(Excerpt from a dataset)
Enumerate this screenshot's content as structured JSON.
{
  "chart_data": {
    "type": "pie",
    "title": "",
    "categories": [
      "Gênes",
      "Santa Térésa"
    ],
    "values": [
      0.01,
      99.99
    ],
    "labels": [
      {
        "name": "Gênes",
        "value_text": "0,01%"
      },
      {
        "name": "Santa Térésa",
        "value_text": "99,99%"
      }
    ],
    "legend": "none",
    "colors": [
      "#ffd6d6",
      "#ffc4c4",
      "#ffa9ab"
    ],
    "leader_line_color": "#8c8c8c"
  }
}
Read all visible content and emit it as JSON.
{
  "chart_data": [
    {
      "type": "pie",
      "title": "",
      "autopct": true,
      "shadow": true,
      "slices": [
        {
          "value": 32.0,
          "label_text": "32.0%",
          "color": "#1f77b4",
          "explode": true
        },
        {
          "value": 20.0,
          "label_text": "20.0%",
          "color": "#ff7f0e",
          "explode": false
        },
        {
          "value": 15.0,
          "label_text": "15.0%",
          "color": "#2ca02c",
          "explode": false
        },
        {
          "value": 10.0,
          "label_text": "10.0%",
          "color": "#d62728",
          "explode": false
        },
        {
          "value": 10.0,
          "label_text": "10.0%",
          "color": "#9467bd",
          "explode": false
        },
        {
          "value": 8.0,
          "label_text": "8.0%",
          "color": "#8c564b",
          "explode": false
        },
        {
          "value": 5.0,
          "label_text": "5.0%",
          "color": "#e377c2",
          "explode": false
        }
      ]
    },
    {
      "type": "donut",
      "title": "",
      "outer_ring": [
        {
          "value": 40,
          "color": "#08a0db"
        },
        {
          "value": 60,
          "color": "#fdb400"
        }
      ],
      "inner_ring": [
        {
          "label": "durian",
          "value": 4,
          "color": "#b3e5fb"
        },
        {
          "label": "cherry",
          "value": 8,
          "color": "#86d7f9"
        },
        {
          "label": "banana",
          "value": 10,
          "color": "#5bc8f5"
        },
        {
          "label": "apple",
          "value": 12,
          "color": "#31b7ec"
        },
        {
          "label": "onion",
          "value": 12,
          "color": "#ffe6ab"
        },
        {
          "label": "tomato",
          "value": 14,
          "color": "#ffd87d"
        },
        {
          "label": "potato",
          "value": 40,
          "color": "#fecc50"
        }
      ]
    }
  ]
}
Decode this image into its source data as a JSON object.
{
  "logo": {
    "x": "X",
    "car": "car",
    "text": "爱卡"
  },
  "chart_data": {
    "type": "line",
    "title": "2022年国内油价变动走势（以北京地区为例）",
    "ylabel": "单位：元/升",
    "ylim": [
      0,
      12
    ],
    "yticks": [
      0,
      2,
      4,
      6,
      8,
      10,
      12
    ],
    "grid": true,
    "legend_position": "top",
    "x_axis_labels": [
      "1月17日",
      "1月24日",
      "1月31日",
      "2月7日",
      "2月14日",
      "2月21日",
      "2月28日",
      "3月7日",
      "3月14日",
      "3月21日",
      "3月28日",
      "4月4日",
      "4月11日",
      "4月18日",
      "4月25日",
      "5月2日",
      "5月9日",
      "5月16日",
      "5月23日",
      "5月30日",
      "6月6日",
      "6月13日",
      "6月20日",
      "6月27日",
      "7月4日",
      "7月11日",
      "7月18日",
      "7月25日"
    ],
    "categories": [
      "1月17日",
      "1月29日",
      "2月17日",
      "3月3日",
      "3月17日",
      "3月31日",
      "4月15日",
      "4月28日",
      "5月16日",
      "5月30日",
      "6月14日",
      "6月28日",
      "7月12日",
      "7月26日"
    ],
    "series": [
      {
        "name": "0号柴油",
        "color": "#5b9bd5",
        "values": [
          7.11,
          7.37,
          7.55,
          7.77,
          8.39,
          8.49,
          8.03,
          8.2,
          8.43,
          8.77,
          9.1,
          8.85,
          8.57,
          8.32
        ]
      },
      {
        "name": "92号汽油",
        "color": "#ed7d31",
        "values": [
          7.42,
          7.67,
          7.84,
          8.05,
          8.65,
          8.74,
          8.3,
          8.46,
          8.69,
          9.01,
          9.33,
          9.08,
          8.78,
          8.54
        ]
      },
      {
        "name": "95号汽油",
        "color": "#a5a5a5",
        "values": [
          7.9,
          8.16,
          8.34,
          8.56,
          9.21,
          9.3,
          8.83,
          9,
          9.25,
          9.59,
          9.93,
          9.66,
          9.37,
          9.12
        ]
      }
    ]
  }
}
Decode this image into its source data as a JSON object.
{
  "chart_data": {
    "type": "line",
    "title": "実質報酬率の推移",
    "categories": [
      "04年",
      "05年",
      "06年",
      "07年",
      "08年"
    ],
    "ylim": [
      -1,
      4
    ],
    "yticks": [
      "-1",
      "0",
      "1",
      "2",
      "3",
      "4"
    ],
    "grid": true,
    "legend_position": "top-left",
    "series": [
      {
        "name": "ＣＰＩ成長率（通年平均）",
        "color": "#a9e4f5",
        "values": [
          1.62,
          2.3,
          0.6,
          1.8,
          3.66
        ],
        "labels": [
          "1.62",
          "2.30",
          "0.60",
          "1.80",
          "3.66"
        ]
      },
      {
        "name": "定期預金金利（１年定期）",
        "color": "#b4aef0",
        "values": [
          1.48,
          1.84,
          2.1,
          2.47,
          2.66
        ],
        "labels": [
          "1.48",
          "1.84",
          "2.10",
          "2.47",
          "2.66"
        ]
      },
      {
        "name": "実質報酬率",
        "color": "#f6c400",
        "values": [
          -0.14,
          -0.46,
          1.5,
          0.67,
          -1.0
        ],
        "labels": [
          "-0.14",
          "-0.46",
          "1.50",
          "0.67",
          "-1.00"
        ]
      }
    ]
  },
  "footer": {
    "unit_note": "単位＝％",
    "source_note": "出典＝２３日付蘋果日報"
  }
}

• _EXERCISE GOAL_: Would you reproduce the material above in full, exactly as given?

• _RESULT BELOW_:
Enumerate this screenshot's content as structured JSON.
{
  "chart_data": {
    "type": "pie",
    "title": "",
    "categories": [
      "Gênes",
      "Santa Térésa"
    ],
    "values": [
      0.01,
      99.99
    ],
    "labels": [
      {
        "name": "Gênes",
        "value_text": "0,01%"
      },
      {
        "name": "Santa Térésa",
        "value_text": "99,99%"
      }
    ],
    "legend": "none",
    "colors": [
      "#ffd6d6",
      "#ffc4c4",
      "#ffa9ab"
    ],
    "leader_line_color": "#8c8c8c"
  }
}
Read all visible content and emit it as JSON.
{
  "chart_data": [
    {
      "type": "pie",
      "title": "",
      "autopct": true,
      "shadow": true,
      "slices": [
        {
          "value": 32.0,
          "label_text": "32.0%",
          "color": "#1f77b4",
          "explode": true
        },
        {
          "value": 20.0,
          "label_text": "20.0%",
          "color": "#ff7f0e",
          "explode": false
        },
        {
          "value": 15.0,
          "label_text": "15.0%",
          "color": "#2ca02c",
          "explode": false
        },
        {
          "value": 10.0,
          "label_text": "10.0%",
          "color": "#d62728",
          "explode": false
        },
        {
          "value": 10.0,
          "label_text": "10.0%",
          "color": "#9467bd",
          "explode": false
        },
        {
          "value": 8.0,
          "label_text": "8.0%",
          "color": "#8c564b",
          "explode": false
        },
        {
          "value": 5.0,
          "label_text": "5.0%",
          "color": "#e377c2",
          "explode": false
        }
      ]
    },
    {
      "type": "donut",
      "title": "",
      "outer_ring": [
        {
          "value": 40,
          "color": "#08a0db"
        },
        {
          "value": 60,
          "color": "#fdb400"
        }
      ],
      "inner_ring": [
        {
          "label": "durian",
          "value": 4,
          "color": "#b3e5fb"
        },
        {
          "label": "cherry",
          "value": 8,
          "color": "#86d7f9"
        },
        {
          "label": "banana",
          "value": 10,
          "color": "#5bc8f5"
        },
        {
          "label": "apple",
          "value": 12,
          "color": "#31b7ec"
        },
        {
          "label": "onion",
          "value": 12,
          "color": "#ffe6ab"
        },
        {
          "label": "tomato",
          "value": 14,
          "color": "#ffd87d"
        },
        {
          "label": "potato",
          "value": 40,
          "color": "#fecc50"
        }
      ]
    }
  ]
}
Decode this image into its source data as a JSON object.
{
  "logo": {
    "x": "X",
    "car": "car",
    "text": "爱卡"
  },
  "chart_data": {
    "type": "line",
    "title": "2022年国内油价变动走势（以北京地区为例）",
    "ylabel": "单位：元/升",
    "ylim": [
      0,
      12
    ],
    "yticks": [
      0,
      2,
      4,
      6,
      8,
      10,
      12
    ],
    "grid": true,
    "legend_position": "top",
    "x_axis_labels": [
      "1月17日",
      "1月24日",
      "1月31日",
      "2月7日",
      "2月14日",
      "2月21日",
      "2月28日",
      "3月7日",
      "3月14日",
      "3月21日",
      "3月28日",
      "4月4日",
      "4月11日",
      "4月18日",
      "4月25日",
      "5月2日",
      "5月9日",
      "5月16日",
      "5月23日",
      "5月30日",
      "6月6日",
      "6月13日",
      "6月20日",
      "6月27日",
      "7月4日",
      "7月11日",
      "7月18日",
      "7月25日"
    ],
    "categories": [
      "1月17日",
      "1月29日",
      "2月17日",
      "3月3日",
      "3月17日",
      "3月31日",
      "4月15日",
      "4月28日",
      "5月16日",
      "5月30日",
      "6月14日",
      "6月28日",
      "7月12日",
      "7月26日"
    ],
    "series": [
      {
        "name": "0号柴油",
        "color": "#5b9bd5",
        "values": [
          7.11,
          7.37,
          7.55,
          7.77,
          8.39,
          8.49,
          8.03,
          8.2,
          8.43,
          8.77,
          9.1,
          8.85,
          8.57,
          8.32
        ]
      },
      {
        "name": "92号汽油",
        "color": "#ed7d31",
        "values": [
          7.42,
          7.67,
          7.84,
          8.05,
          8.65,
          8.74,
          8.3,
          8.46,
          8.69,
          9.01,
          9.33,
          9.08,
          8.78,
          8.54
        ]
      },
      {
        "name": "95号汽油",
        "color": "#a5a5a5",
        "values": [
          7.9,
          8.16,
          8.34,
          8.56,
          9.21,
          9.3,
          8.83,
          9,
          9.25,
          9.59,
          9.93,
          9.66,
          9.37,
          9.12
        ]
      }
    ]
  }
}
Decode this image into its source data as a JSON object.
{
  "chart_data": {
    "type": "line",
    "title": "実質報酬率の推移",
    "categories": [
      "04年",
      "05年",
      "06年",
      "07年",
      "08年"
    ],
    "ylim": [
      -1,
      4
    ],
    "yticks": [
      "-1",
      "0",
      "1",
      "2",
      "3",
      "4"
    ],
    "grid": true,
    "legend_position": "top-left",
    "series": [
      {
        "name": "ＣＰＩ成長率（通年平均）",
        "color": "#a9e4f5",
        "values": [
          1.62,
          2.3,
          0.6,
          1.8,
          3.66
        ],
        "labels": [
          "1.62",
          "2.30",
          "0.60",
          "1.80",
          "3.66"
        ]
      },
      {
        "name": "定期預金金利（１年定期）",
        "color": "#b4aef0",
        "values": [
          1.48,
          1.84,
          2.1,
          2.47,
          2.66
        ],
        "labels": [
          "1.48",
          "1.84",
          "2.10",
          "2.47",
          "2.66"
        ]
      },
      {
        "name": "実質報酬率",
        "color": "#f6c400",
        "values": [
          -0.14,
          -0.46,
          1.5,
          0.67,
          -1.0
        ],
        "labels": [
          "-0.14",
          "-0.46",
          "1.50",
          "0.67",
          "-1.00"
        ]
      }
    ]
  },
  "footer": {
    "unit_note": "単位＝％",
    "source_note": "出典＝２３日付蘋果日報"
  }
}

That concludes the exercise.